- **PASSAGE GIVEN**
Fig 2. Visual representation from U15 match analysis.

Upper panel, (a) passing network: nodes’ positions are represented by the player’s field position, sized according to the closeness centrality, and collared based on betweenness scores. The width of the edges grows exponentially with the number of passes successfully performed between two teammates and the colour density increase. Lower panel, (b) positioning: presents the dyads’ regularity classification; the regularity relations are represented based on cluster analysis. The nodes are collared according individual area and sized according to the corresponding CV.

Fig 3. Visual representation from U17 match analysis.

Upper panel, (a) passing network: nodes’ positions are represented by the player’s field position, sized according to the closeness centrality, and collared based on betweenness scores. The width of the edges grows exponentially with the number of passes successfully performed between two teammates and the colour density increase. Lower panel, (b) positioning: presents the dyads’ regularity classification; the regularity relations are represented based on cluster analysis. The nodes are collared according individual area and sized according to the corresponding CV.

The relationship between the number of successful passes and the positioning regularity values is presented in Fig 4. There was a most likely negative moderate correlation between the number of passes and dyads’ positioning regularity for U15 game (team A: r = -0.44 [90% CI, -0.29; -0.58], team B: -0.38 [-0.22; -0.52]). For the U17 game, the team A presented a likely negative small correlation, but the team B correlation was unclear (-0.02 [-0.20; 0.15]). In both games, the correlation increased (in negative way) to the team who presented higher performance.

Fig 4. Teams’ correlation coefficient (with 90% confidence intervals) between the numbers of successfully passes performed and the positioning regularity values across dyads.

Shaded area represents unclear correlation.


This study aimed to explore how passing networks and positioning variables can be linked to the match outcome in youth elite association football. The findings may provide insights to understand the reasons underpinning successful performances. It is suggested that lower passing dependency for a given player (lower betweenness scores) and higher intra-team well-connected passing relations (higher closeness scores) may optimize team performance.

- **SUPPLIED DATA**
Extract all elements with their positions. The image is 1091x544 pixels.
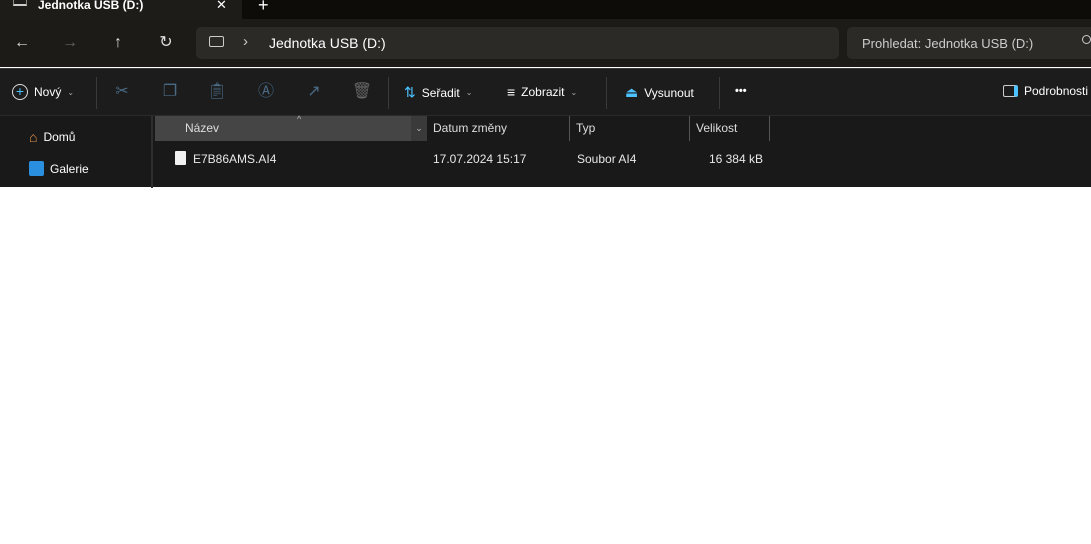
up-button[interactable]: ↑: [106, 31, 130, 55]
navigation-bar: ← → ↑ ↻ › Jednotka USB (D:) Prohledat: J…: [0, 19, 1091, 67]
tab-title: Jednotka USB (D:): [38, 0, 144, 12]
sidebar-item-label: Galerie: [50, 161, 89, 176]
delete-icon[interactable]: 🗑︎: [350, 80, 374, 104]
address-bar[interactable]: › Jednotka USB (D:): [196, 27, 839, 59]
sort-icon: ⇅: [404, 84, 416, 100]
close-tab-button[interactable]: ✕: [216, 0, 227, 13]
file-type: Soubor AI4: [577, 152, 637, 166]
share-icon[interactable]: ↗: [302, 80, 326, 104]
content-area: ⌂ Domů Galerie Název ^ ⌄ Datum změny Typ…: [0, 114, 1091, 188]
search-placeholder: Prohledat: Jednotka USB (D:): [862, 36, 1034, 51]
command-bar: + Nový ⌄ ✂ ❐ 📋︎ Ⓐ ↗ 🗑︎ ⇅ Seřadit ⌄ ≡ Zobra…: [0, 68, 1091, 115]
sidebar-item-label: Domů: [43, 130, 76, 144]
eject-label: Vysunout: [644, 85, 694, 100]
sort-ascending-icon: ^: [297, 114, 302, 124]
new-tab-button[interactable]: +: [258, 0, 269, 16]
tab-bar: Jednotka USB (D:) ✕ +: [0, 0, 1091, 19]
forward-button[interactable]: →: [58, 31, 82, 55]
back-button[interactable]: ←: [10, 31, 34, 55]
more-options-button[interactable]: •••: [735, 85, 747, 97]
sort-button[interactable]: ⇅ Seřadit ⌄: [404, 84, 472, 101]
eject-button[interactable]: ⏏︎ Vysunout: [625, 84, 694, 101]
drive-icon: [13, 0, 27, 6]
chevron-down-icon: ⌄: [67, 87, 75, 97]
new-label: Nový: [34, 85, 62, 99]
column-dropdown-icon[interactable]: ⌄: [411, 116, 427, 141]
gallery-icon: [29, 161, 44, 176]
column-label: Název: [185, 121, 220, 135]
file-row[interactable]: E7B86AMS.AI4 17.07.2024 15:17 Soubor AI4…: [155, 141, 1091, 171]
refresh-button[interactable]: ↻: [154, 31, 178, 55]
sidebar-item-gallery[interactable]: Galerie: [29, 161, 89, 176]
view-label: Zobrazit: [521, 85, 565, 99]
search-icon[interactable]: [1082, 35, 1091, 44]
tab-active[interactable]: Jednotka USB (D:) ✕: [0, 0, 242, 19]
rename-icon[interactable]: Ⓐ: [254, 80, 278, 104]
chevron-down-icon: ⌄: [570, 87, 578, 97]
breadcrumb-current[interactable]: Jednotka USB (D:): [269, 35, 386, 51]
details-pane-icon: [1003, 85, 1018, 97]
view-list-icon: ≡: [507, 84, 516, 100]
column-header-size[interactable]: Velikost: [690, 116, 770, 141]
column-header-name[interactable]: Název ^ ⌄: [155, 114, 427, 141]
eject-icon: ⏏︎: [625, 84, 639, 100]
file-modified: 17.07.2024 15:17: [433, 152, 527, 166]
file-name: E7B86AMS.AI4: [193, 152, 277, 166]
file-size: 16 384 kB: [708, 152, 763, 166]
computer-icon: [209, 36, 224, 47]
chevron-down-icon: ⌄: [465, 88, 473, 97]
sidebar: ⌂ Domů Galerie: [0, 116, 153, 188]
details-button[interactable]: Podrobnosti: [1003, 84, 1088, 98]
details-label: Podrobnosti: [1024, 84, 1089, 98]
sort-label: Seřadit: [421, 85, 460, 100]
column-header-type[interactable]: Typ: [570, 116, 690, 141]
file-icon: [175, 151, 186, 165]
sidebar-item-home[interactable]: ⌂ Domů: [29, 129, 75, 145]
view-button[interactable]: ≡ Zobrazit ⌄: [507, 84, 577, 100]
breadcrumb-chevron-icon[interactable]: ›: [243, 33, 248, 50]
plus-circle-icon: +: [12, 84, 28, 100]
home-icon: ⌂: [29, 129, 38, 145]
paste-icon[interactable]: 📋︎: [205, 80, 229, 104]
column-header-modified[interactable]: Datum změny: [427, 116, 570, 141]
column-headers: Název ^ ⌄ Datum změny Typ Velikost: [155, 114, 1091, 141]
search-input[interactable]: Prohledat: Jednotka USB (D:): [847, 27, 1091, 59]
copy-icon[interactable]: ❐: [158, 80, 182, 104]
new-button[interactable]: + Nový ⌄: [12, 84, 74, 100]
cut-icon[interactable]: ✂: [110, 80, 134, 104]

- **PARTS OF THE EXERCISE**
A - List every figure that the passage on youth football match analysis refers to, giving each one's number and caption title.
B - According to the passage on youth football match analysis, what was the correlation for team B in the U17 game?
C - Summarize the passage on youth football match analysis in two sentences.

- **EXPECTED OUTPUTS**
A -
Fig 2: Visual representation from U15 match analysis.
Fig 3: Visual representation from U17 match analysis.
Fig 4: Teams' correlation coefficient (with 90% confidence intervals) between the numbers of successfully passes performed and the positioning regularity values across dyads.

B - It was unclear (-0.02 [-0.20; 0.15]).

C - The passage presents passing networks and positioning regularity for U15 and U17 youth matches. It reports a most likely moderate negative correlation between passes and dyads' positioning regularity in the U15 game, a likely small negative one for team A and an unclear one for team B in the U17 game, and suggests that lower betweenness scores and higher closeness scores may optimize team performance.